Keep only the lines that hold the string "bottom", filtering out the rest of the entries below.

(Stored items)
------------------------------------------------------------------------

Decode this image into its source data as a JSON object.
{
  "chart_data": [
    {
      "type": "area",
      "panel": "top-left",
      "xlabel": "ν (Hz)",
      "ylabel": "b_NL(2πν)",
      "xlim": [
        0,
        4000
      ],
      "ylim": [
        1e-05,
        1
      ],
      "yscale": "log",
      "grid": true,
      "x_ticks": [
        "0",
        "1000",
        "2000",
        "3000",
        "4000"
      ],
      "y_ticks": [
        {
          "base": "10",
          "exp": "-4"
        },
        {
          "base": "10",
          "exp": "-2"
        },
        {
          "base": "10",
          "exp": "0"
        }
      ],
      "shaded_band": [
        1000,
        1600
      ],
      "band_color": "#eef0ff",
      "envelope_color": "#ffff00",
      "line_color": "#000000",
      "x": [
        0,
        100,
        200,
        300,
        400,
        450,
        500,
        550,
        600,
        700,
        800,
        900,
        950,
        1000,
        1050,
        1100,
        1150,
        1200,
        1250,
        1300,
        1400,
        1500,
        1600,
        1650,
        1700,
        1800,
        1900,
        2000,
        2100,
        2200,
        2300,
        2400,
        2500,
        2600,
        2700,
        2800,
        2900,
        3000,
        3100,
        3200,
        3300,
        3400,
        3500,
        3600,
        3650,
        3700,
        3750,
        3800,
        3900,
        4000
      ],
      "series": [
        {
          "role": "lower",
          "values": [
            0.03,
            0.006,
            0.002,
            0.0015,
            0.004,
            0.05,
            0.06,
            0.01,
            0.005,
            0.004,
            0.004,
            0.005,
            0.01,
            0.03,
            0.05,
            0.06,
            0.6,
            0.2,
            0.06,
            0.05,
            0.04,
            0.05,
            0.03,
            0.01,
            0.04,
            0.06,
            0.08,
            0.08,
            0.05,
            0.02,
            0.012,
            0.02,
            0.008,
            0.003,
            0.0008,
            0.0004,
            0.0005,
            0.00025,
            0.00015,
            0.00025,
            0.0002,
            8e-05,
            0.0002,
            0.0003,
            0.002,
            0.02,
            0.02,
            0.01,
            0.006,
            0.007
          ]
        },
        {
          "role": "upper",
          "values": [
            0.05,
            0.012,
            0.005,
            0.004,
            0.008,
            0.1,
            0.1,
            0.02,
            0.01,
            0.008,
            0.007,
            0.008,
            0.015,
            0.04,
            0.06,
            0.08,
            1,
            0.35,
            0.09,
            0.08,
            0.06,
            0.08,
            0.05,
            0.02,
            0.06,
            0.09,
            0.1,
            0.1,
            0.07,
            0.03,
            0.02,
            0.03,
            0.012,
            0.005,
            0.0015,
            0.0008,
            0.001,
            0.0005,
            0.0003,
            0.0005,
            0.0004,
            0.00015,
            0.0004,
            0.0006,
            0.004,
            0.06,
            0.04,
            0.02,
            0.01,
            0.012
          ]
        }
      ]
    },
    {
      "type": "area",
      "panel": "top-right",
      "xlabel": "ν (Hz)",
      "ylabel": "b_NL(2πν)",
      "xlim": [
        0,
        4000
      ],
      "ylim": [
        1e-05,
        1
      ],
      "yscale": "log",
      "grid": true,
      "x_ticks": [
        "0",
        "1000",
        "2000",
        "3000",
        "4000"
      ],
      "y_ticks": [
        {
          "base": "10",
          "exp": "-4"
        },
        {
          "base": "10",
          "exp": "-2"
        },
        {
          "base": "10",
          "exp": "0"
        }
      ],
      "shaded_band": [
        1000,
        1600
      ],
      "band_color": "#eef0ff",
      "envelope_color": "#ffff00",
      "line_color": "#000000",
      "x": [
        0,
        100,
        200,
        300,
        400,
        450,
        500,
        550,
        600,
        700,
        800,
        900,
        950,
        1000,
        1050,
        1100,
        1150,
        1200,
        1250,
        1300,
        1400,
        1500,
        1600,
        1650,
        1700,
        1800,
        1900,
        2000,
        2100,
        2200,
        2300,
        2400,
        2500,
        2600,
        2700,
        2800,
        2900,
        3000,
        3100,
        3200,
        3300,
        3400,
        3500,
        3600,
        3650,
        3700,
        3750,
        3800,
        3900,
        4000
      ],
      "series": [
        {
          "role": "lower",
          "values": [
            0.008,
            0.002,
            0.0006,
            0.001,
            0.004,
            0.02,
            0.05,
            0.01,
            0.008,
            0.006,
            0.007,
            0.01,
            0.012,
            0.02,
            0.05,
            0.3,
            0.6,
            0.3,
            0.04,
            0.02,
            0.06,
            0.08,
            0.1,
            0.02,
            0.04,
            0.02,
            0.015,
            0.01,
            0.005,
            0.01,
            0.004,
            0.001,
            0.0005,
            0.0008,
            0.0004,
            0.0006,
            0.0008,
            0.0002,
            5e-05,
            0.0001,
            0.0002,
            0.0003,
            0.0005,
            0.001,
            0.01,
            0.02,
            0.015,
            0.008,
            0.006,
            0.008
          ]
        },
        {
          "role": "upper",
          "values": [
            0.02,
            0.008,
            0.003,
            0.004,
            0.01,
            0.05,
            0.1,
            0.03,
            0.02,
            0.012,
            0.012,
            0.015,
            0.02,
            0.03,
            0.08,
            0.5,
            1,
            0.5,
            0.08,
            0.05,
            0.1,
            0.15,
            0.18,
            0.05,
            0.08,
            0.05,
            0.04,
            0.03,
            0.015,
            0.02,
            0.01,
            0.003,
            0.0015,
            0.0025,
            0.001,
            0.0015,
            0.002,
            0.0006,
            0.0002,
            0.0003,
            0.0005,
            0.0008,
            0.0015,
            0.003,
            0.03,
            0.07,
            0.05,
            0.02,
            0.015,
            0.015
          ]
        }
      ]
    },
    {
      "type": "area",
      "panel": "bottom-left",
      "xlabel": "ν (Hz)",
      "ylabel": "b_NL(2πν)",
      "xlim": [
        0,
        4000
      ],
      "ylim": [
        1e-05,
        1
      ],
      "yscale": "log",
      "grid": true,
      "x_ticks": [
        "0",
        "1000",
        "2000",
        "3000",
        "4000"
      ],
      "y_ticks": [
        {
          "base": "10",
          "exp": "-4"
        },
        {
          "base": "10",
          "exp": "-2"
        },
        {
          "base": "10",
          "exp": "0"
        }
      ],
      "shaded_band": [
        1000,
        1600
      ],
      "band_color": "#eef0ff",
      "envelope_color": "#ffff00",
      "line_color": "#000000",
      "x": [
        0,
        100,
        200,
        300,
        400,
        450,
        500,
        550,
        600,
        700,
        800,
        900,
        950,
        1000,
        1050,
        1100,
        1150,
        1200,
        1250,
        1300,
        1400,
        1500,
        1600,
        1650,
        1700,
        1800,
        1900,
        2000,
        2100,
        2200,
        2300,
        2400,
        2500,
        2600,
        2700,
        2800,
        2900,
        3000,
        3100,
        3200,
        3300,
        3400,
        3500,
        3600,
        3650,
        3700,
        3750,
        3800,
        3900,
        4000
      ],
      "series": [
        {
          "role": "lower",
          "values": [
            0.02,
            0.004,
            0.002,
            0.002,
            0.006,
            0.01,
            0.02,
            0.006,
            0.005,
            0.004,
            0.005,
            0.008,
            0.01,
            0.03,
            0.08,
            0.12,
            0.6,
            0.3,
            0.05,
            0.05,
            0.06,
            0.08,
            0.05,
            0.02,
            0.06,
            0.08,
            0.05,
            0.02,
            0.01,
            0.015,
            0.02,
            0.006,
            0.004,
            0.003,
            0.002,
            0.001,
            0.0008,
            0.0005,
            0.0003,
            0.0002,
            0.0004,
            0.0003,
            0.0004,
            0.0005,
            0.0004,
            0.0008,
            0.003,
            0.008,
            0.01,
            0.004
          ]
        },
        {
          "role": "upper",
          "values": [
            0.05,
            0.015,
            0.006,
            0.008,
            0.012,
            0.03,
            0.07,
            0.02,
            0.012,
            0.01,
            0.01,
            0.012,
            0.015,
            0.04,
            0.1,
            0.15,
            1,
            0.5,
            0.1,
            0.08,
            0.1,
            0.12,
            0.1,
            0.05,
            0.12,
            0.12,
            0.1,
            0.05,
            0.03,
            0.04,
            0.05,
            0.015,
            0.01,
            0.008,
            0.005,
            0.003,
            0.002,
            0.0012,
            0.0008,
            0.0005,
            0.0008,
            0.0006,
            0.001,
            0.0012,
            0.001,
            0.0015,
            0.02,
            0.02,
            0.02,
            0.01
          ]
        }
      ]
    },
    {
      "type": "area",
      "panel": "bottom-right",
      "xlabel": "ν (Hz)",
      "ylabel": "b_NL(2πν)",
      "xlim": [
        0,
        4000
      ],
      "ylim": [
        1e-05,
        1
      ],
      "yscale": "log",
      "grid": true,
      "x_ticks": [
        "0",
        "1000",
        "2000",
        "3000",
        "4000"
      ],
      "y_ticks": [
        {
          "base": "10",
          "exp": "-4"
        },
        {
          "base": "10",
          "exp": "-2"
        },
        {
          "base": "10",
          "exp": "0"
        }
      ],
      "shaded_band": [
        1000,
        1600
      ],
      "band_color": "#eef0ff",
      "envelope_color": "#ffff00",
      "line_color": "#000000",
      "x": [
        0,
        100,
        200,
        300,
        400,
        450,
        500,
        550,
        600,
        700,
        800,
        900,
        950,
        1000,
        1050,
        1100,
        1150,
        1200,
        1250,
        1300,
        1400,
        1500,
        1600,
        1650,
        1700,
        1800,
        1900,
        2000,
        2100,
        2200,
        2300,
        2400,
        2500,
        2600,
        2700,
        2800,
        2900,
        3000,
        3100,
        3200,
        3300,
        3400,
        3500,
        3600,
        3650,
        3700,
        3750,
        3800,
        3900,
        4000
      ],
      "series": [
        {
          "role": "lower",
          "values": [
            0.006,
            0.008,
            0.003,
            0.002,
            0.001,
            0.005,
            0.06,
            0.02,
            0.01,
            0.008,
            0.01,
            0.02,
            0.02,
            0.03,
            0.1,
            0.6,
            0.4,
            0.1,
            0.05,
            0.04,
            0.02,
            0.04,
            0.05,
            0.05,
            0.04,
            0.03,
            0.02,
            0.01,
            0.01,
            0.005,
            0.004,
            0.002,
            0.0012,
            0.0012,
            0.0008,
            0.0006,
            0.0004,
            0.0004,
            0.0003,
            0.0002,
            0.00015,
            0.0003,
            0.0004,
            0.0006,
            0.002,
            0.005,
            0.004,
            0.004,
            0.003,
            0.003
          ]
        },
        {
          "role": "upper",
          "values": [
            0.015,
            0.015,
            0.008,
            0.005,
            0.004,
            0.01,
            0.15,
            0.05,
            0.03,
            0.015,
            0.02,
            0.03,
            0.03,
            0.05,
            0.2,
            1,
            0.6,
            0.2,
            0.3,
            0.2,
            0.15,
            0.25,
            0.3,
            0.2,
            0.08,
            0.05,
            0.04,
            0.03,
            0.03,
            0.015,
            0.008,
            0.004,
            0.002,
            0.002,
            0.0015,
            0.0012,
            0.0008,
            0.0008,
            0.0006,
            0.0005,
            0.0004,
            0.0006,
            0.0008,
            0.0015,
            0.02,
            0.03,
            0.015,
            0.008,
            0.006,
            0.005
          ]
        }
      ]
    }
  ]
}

------------------------------------------------------------------------

__Result for this exercise__.
      "panel": "bottom-left",
      "panel": "bottom-right",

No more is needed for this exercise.